### The problem
Track down the lines that contain "hizo" and copy them.

### Raw records
** BEGIN **

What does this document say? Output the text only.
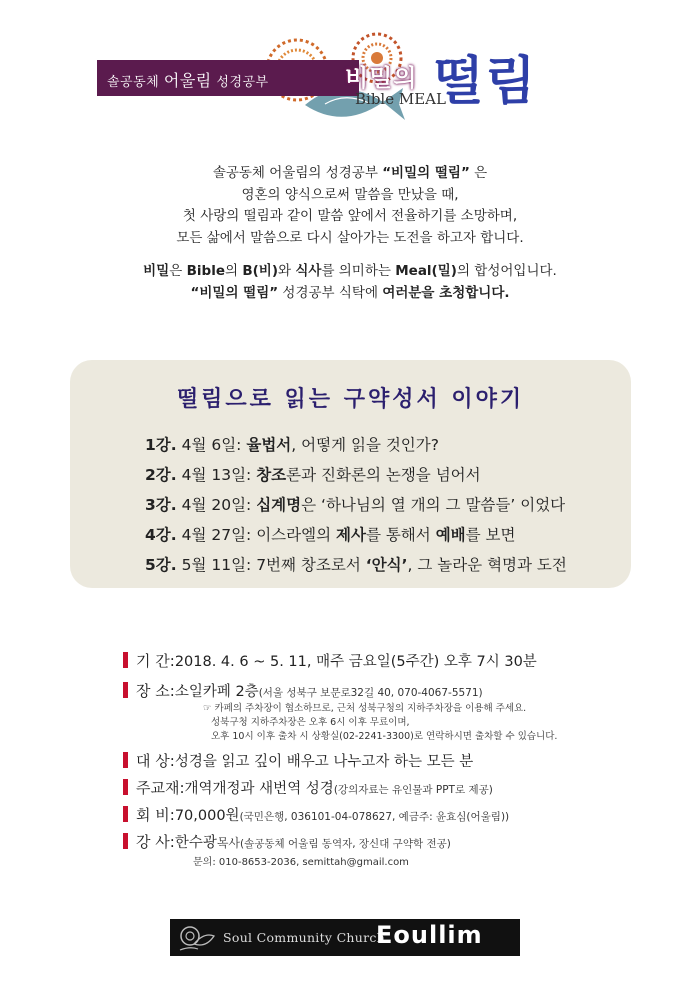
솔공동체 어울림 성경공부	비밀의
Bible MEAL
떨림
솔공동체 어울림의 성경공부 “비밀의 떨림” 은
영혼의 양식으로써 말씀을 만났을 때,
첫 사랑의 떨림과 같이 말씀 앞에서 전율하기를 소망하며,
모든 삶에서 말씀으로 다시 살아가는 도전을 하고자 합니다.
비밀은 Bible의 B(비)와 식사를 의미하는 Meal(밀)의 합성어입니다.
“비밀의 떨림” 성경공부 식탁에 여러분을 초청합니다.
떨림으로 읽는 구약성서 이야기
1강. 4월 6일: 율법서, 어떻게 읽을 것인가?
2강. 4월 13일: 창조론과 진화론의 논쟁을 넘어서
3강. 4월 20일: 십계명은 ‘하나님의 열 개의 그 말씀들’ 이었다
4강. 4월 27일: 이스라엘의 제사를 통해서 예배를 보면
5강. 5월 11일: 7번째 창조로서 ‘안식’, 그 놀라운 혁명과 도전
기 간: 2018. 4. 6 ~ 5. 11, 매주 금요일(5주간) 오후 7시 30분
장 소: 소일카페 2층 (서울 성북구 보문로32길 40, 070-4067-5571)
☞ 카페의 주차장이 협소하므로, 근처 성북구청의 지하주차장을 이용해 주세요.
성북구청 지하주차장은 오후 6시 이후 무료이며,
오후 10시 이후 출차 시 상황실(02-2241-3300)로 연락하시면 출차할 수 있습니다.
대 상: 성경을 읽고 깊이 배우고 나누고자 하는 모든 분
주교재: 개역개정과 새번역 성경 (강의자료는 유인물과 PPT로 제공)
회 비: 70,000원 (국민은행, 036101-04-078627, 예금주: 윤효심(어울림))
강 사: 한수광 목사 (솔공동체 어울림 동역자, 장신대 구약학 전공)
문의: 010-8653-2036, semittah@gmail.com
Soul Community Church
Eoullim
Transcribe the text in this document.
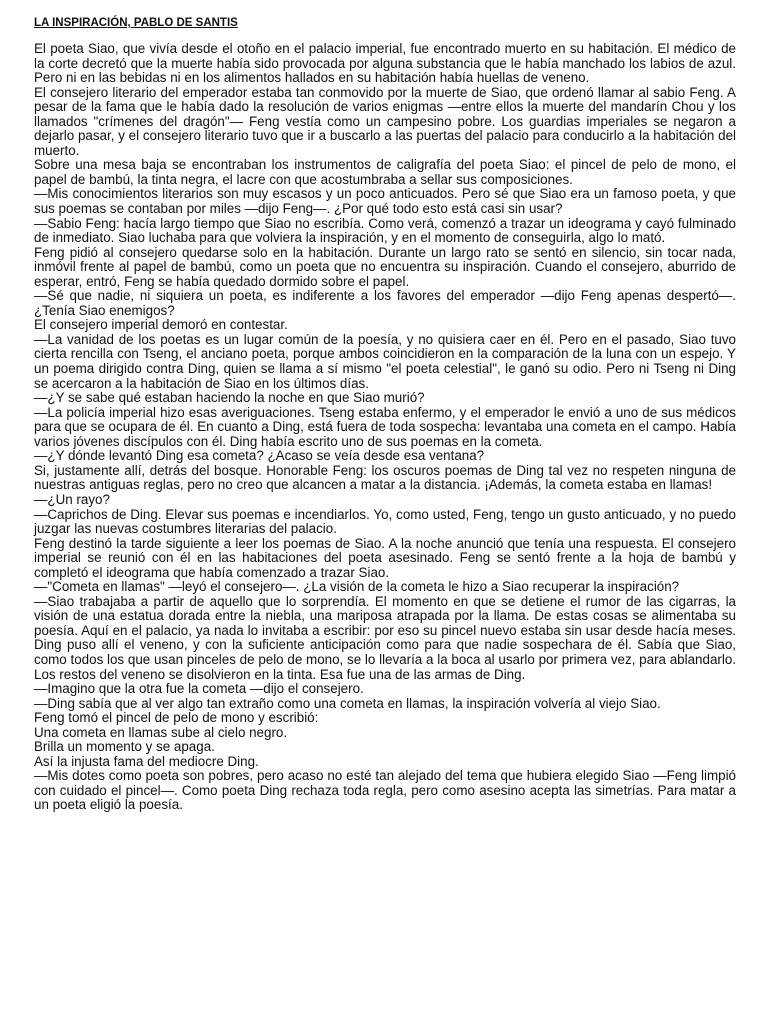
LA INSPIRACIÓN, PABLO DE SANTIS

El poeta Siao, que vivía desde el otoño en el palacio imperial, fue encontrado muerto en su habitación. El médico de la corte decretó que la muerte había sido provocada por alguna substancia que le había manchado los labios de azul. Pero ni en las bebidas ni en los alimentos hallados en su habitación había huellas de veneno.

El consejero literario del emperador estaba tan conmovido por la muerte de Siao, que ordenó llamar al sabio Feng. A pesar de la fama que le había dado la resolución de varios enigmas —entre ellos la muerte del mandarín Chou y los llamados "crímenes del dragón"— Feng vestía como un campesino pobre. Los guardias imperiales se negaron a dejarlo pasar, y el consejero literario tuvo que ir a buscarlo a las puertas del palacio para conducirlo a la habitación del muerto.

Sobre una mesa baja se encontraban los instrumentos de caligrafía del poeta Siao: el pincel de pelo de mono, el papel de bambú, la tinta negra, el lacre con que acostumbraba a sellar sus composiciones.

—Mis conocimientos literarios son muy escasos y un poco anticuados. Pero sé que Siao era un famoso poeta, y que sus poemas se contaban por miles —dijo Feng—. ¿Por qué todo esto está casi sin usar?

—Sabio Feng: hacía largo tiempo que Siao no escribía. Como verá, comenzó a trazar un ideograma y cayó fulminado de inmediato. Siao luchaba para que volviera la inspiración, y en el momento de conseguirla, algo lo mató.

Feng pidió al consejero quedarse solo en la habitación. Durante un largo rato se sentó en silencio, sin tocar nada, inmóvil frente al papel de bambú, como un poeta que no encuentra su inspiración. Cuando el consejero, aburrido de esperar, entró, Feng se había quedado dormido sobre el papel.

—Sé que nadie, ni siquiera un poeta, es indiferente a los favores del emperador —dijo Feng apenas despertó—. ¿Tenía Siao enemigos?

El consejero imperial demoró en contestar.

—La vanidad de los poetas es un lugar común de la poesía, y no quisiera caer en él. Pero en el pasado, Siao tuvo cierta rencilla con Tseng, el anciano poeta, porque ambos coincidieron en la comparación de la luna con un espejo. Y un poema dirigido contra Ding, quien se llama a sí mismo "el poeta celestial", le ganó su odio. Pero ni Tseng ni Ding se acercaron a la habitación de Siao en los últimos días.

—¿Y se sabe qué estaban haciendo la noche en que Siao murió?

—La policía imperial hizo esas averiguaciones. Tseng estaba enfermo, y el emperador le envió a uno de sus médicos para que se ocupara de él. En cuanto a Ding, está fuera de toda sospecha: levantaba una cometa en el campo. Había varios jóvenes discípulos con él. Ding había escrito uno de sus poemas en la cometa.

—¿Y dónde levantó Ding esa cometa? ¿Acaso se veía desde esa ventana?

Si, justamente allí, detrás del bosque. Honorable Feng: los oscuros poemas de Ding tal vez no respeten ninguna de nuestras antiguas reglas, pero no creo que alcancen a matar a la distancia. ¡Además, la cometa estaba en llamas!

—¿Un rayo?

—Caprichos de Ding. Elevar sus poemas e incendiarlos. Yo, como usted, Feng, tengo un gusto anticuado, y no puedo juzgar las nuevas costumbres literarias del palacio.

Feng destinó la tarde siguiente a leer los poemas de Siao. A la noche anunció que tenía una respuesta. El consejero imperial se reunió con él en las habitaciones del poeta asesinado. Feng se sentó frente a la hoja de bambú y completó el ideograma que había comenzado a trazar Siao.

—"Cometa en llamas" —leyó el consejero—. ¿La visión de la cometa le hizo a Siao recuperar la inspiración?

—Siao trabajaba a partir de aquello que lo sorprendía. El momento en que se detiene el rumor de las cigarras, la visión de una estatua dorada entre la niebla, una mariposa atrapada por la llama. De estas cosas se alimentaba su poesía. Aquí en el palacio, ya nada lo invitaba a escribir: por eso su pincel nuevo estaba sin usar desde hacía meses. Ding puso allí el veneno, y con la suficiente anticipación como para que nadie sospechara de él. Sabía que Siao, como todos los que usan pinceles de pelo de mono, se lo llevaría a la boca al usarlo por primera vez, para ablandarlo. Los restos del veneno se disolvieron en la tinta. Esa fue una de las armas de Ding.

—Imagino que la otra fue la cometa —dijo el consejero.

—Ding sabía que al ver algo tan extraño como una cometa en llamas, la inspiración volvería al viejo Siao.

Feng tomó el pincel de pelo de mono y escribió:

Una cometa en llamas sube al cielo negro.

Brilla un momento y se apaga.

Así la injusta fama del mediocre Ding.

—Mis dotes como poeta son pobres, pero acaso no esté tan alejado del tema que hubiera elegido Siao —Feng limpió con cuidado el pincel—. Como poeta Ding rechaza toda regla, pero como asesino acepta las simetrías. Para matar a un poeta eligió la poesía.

** END **
** BEGIN **

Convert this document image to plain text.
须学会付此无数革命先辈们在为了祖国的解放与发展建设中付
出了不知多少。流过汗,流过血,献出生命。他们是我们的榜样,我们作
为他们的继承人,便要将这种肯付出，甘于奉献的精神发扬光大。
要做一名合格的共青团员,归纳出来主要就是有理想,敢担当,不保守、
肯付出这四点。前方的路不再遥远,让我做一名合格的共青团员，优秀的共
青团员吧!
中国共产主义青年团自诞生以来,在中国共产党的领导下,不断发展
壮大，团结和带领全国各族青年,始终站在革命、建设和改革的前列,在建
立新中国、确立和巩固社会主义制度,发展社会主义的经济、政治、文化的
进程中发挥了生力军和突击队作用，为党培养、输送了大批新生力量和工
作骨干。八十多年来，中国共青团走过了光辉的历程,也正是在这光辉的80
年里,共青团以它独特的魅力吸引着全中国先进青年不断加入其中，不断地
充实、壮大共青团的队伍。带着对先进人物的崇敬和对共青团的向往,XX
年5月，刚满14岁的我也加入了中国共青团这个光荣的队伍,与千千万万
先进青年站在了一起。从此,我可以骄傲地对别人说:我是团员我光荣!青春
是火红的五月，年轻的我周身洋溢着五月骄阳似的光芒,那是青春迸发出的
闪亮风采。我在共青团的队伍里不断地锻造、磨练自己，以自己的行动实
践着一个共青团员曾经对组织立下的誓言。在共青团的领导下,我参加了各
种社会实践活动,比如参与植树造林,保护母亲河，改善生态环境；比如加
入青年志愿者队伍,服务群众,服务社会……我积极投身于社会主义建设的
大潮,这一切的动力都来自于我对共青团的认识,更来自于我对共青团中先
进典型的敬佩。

** END **

### Output
—La policía imperial hizo esas averiguaciones. Tseng estaba enfermo, y el emperador le envió a uno de sus médicos para que se ocupara de él. En cuanto a Ding, está fuera de toda sospecha: levantaba una cometa en el campo. Había varios jóvenes discípulos con él. Ding había escrito uno de sus poemas en la cometa.
—"Cometa en llamas" —leyó el consejero—. ¿La visión de la cometa le hizo a Siao recuperar la inspiración?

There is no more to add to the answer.